Général d'armée Thierry Burkhard |
Chef d'état-major des armées |
Responsable du programme n° 178 : Préparation et emploi des forces |
Le programme 178 « Préparation et emploi des forces » finance l’organisation, le fonctionnement, l’entraînement et l’engagement opérationnel des forces armées telles que décrites dans les lois de programmation militaire (LPM) 2019-2025 et 2024-2030. Placé sous la responsabilité du chef d’état-major des Armées (CEMA) au titre de ses attributions en matière de commandement des opérations militaires, de préparation opérationnelle, de soutien et de cohérence capacitaire, le programme P 178 constitue le cœur de la mission « Défense ».
L’année 2023 aura vu le conflit d’Ukraine accentuer des tendances globales déjà à l’œuvre : rivalités de puissance, désinhibition du rapport à la force, contestation du multilatéralisme, remise en cause de l’architecture de sécurité et intensification des stratégies irrégulières. Mais au-delà de cette guerre aux portes de l’Europe, de nombreux points de confrontations entre plusieurs compétiteurs ont de la même façon modifié les équilibres géopolitiques rendant difficile l’appréhension des évolutions à venir. En outre, des effets délétères sur la sécurité énergétique et alimentaire dans de nombreux pays ont également alimenté une inflation forte . Dans cet environnement instable, nos armées ont poursuivi leur adaptation permanente pour faire face aux menaces émergentes, dans tous les milieux et tous les champs, matériels comme immatériels.
2023, année charnière marquée par des crises éparses, des engagements opérationnels intenses et de nombreuses transformations.
_____
**TÂCHES À RÉALISER:**
1) Pour chacune des affirmations (a), (b) et (c), indiquez par oui ou par non si elle concorde avec la présentation du programme 178, et citez à l'identique les mots du texte qui tranchent. (a) Le programme 178 relève du chef d'état-major des Armées. (b) D'après le texte, l'inflation est restée faible. (c) Le texte situe en 2022 l'année où le conflit d'Ukraine a accentué des tendances globales.
2) Répondez aux questions suivantes d'après la présentation du programme 178.
(a) Quel grade porte Thierry Burkhard ?
(b) De quelle mission le programme P 178 constitue-t-il le cœur ?
(c) Dans quels milieux et champs les armées ont-elles poursuivi leur adaptation ?
3) Poursuivez la présentation du programme 178 en reprenant après sa dernière phrase.
Le matériel présenté ensuite n'est pas nécessaire.

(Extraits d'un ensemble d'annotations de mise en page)
_____
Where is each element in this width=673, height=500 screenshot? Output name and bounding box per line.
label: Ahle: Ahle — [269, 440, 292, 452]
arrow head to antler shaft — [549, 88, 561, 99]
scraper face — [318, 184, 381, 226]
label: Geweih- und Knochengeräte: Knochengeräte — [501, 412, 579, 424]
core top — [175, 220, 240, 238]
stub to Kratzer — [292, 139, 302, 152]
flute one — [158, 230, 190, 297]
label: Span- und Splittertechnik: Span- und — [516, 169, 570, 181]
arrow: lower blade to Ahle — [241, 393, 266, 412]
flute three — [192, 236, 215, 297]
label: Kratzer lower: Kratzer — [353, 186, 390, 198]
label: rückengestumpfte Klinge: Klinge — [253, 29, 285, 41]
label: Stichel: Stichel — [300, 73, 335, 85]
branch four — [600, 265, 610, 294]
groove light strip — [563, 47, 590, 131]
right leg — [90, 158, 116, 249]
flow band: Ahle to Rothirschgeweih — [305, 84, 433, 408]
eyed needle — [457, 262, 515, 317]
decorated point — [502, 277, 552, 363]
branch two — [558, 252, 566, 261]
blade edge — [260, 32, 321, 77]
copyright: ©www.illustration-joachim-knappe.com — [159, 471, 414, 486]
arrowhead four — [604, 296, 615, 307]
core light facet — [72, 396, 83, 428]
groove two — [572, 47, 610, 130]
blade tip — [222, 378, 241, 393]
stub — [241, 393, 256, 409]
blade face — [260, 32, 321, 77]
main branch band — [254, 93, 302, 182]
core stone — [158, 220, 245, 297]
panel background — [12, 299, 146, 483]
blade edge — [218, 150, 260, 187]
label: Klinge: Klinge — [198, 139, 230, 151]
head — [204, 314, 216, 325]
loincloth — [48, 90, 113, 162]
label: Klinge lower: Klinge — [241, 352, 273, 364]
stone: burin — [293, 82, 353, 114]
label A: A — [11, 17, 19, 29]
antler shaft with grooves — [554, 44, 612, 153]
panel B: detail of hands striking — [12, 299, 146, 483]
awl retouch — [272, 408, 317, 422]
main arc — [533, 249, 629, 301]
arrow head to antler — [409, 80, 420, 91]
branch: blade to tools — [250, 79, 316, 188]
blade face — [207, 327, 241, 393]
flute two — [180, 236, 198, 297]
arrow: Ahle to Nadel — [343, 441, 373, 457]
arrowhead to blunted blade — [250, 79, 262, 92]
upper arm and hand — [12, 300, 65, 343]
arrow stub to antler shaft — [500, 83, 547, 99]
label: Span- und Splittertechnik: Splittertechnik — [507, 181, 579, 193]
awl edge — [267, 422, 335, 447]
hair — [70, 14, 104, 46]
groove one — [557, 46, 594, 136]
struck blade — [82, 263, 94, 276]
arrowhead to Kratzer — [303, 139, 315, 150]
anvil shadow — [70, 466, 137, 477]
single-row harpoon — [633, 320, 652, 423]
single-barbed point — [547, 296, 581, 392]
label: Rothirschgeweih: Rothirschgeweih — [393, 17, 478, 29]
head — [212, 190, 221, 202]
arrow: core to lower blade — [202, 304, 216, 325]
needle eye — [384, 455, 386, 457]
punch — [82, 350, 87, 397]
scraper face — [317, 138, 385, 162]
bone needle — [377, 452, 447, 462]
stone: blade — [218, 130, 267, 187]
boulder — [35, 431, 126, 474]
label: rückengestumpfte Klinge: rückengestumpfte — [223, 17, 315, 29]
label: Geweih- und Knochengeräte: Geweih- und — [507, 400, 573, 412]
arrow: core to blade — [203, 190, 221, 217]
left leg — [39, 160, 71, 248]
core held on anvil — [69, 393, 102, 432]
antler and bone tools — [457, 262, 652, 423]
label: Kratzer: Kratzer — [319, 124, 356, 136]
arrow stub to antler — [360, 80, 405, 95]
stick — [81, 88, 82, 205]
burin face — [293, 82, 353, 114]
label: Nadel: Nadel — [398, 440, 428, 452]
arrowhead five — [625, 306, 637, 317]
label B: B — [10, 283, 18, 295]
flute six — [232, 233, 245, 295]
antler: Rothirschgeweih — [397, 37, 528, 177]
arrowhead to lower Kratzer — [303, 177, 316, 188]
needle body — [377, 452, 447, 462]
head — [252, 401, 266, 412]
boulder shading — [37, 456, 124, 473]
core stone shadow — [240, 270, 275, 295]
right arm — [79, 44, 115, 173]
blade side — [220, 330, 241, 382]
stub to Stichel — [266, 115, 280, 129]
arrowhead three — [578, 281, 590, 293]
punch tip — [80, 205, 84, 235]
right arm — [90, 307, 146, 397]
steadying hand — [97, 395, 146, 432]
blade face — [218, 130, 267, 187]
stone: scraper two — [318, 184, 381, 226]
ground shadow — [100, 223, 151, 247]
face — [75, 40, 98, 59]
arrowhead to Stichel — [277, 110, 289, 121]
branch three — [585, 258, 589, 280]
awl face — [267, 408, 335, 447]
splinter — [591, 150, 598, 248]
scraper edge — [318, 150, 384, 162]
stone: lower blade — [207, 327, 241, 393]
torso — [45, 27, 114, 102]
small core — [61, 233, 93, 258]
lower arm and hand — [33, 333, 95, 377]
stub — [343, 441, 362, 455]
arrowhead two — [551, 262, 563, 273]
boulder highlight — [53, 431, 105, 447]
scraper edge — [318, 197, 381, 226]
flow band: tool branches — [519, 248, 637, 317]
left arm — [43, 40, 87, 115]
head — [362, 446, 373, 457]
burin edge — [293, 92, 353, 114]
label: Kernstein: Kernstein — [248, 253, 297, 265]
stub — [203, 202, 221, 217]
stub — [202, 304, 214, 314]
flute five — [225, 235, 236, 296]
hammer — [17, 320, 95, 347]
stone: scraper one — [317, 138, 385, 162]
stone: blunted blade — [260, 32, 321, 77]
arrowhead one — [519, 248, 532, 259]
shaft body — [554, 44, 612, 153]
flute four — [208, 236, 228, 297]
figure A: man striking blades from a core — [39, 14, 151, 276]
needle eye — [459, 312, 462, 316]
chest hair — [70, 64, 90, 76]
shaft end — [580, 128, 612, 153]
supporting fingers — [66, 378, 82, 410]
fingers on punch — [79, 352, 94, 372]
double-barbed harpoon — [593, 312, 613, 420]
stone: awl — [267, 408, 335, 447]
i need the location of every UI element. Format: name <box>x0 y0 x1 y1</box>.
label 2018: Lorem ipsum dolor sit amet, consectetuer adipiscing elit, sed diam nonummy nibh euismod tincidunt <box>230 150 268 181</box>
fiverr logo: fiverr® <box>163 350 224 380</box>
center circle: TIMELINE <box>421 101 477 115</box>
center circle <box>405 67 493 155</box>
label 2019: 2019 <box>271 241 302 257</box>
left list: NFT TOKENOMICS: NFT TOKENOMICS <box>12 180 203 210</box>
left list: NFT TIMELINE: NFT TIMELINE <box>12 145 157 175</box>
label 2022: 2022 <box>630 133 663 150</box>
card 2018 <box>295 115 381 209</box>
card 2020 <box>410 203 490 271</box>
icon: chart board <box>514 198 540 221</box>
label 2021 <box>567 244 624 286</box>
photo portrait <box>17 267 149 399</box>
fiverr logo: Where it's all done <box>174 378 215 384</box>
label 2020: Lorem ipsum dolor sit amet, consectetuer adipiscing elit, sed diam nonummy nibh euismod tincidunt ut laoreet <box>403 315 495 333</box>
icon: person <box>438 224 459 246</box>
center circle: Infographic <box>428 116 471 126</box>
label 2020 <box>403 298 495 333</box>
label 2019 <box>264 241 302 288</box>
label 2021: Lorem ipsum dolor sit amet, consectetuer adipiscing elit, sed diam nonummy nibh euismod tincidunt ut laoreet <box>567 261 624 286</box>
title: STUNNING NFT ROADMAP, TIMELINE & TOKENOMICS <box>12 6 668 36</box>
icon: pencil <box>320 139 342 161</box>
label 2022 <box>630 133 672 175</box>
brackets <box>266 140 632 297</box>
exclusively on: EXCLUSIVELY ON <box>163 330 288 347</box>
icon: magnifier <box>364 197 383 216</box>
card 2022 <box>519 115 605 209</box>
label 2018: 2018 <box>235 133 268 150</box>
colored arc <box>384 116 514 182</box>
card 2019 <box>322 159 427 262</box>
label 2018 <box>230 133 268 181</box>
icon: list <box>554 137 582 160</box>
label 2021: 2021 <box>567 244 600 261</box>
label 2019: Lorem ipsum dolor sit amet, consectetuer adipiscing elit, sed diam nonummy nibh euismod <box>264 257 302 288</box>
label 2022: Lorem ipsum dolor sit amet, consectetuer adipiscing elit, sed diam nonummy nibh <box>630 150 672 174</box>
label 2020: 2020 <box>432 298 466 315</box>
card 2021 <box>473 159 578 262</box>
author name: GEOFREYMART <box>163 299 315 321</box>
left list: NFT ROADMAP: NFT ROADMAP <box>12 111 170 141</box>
_____
**RÉPONSES AUX TÂCHES:**
1)
(a) Oui : « Placé sous la responsabilité du chef d’état-major des Armées (CEMA) ».
(b) Non : « ont également alimenté une inflation forte ».
(c) Non : « L’année 2023 aura vu le conflit d’Ukraine accentuer des tendances globales ».

2)
(a) Général d'armée.
(b) La mission « Défense ».
(c) Dans tous les milieux et tous les champs, matériels comme immatériels.

3)
L’année 2023 s’est inscrite dans la vision stratégique de la LPM 19-25. Ainsi des efforts de « réparation » se sont prolongés afin de renforcer les moyens des armées. Le domaine des soutiens, de l’entretien programmé du matériel (EPM), de la modernisation des équipements, de l’innovation et de la préparation au combat de haute-intensité ont notamment fait l’objet d’une attention budgétaire particulière. Dans un contexte de dégradation stratégique et économique, la ligne directrice a été de soutenir l’activité des forces et de poursuivre l’effort porté sur leur soutien organique.
Sur le plan opérationnel, les armées ont été déployées sur quatre principaux théâtres.
En Afrique tout d’abord, la reconfiguration du dispositif militaire s’est poursuivie, réorientant la mission au Sahel vers d’autres bases prépositionnées sur le continent africain dans un contexte délicat marqué par des coups d’état (Niger, Gabon). Cette nécessaire adaptation n’a pas empêché les armées d’intervenir avec rapidité et efficacité au Soudan, depuis le dispositif prépositionné.
Au Proche et Moyen-Orient en second lieu, les répercussions du conflit israélo-palestinien ont eu des conséquences humanitaires et sécuritaires profondes, qui ont pesé sur l’engagement des forces françaises au Liban, en Jordanie, en Méditerranée orientale et en mer Rouge.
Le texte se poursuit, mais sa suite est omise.